> WRITTEN INSTRUCTION:
Look through the entries below and report how many lines hold the string "factorial". Only the number is wanted.

> DATASET ROWS:
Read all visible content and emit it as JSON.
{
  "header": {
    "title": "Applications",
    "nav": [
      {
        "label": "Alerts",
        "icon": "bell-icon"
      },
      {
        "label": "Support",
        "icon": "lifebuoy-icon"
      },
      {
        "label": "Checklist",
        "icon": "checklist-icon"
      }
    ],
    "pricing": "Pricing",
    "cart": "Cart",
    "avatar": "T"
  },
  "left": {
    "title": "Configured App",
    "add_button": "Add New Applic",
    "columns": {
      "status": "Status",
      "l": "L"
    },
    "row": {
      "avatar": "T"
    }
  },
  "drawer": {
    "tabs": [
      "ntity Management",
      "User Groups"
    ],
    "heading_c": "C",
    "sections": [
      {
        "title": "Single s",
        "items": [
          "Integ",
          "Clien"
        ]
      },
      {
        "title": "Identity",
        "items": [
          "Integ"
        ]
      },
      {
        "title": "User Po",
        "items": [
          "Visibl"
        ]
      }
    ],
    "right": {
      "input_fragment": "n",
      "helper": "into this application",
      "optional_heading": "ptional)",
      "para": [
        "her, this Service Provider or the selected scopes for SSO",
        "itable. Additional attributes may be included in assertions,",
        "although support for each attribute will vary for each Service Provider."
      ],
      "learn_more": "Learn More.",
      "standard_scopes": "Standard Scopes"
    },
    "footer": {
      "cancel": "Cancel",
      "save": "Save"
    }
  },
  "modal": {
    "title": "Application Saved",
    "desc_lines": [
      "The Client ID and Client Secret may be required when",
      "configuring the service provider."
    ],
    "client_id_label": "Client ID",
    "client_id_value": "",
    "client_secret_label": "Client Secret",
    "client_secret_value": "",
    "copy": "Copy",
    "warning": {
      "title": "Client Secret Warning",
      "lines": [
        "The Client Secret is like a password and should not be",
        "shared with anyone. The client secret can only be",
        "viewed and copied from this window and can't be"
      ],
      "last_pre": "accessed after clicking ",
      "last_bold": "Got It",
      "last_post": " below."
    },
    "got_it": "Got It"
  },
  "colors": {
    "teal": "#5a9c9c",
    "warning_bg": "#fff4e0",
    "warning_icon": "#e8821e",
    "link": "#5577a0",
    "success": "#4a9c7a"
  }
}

==

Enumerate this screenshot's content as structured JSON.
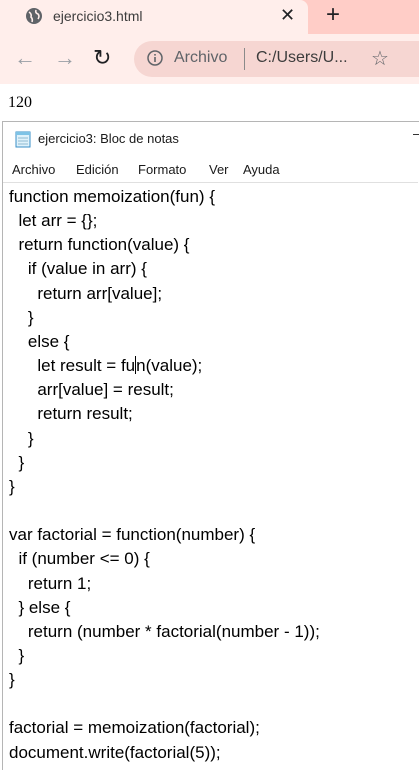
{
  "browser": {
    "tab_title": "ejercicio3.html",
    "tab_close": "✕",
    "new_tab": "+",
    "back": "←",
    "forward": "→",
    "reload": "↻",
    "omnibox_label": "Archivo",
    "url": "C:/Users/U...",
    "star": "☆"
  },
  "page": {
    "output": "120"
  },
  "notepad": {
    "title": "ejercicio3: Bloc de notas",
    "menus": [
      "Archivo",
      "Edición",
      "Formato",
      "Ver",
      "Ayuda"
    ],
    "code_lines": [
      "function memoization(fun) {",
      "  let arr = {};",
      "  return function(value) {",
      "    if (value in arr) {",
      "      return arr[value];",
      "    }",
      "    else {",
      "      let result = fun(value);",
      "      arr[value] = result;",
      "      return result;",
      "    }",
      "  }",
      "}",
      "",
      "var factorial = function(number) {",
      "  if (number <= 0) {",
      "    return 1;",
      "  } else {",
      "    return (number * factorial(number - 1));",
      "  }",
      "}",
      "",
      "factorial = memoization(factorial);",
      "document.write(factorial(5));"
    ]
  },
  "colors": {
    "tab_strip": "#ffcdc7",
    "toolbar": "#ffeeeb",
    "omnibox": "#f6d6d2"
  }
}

> FINAL RESULT:
4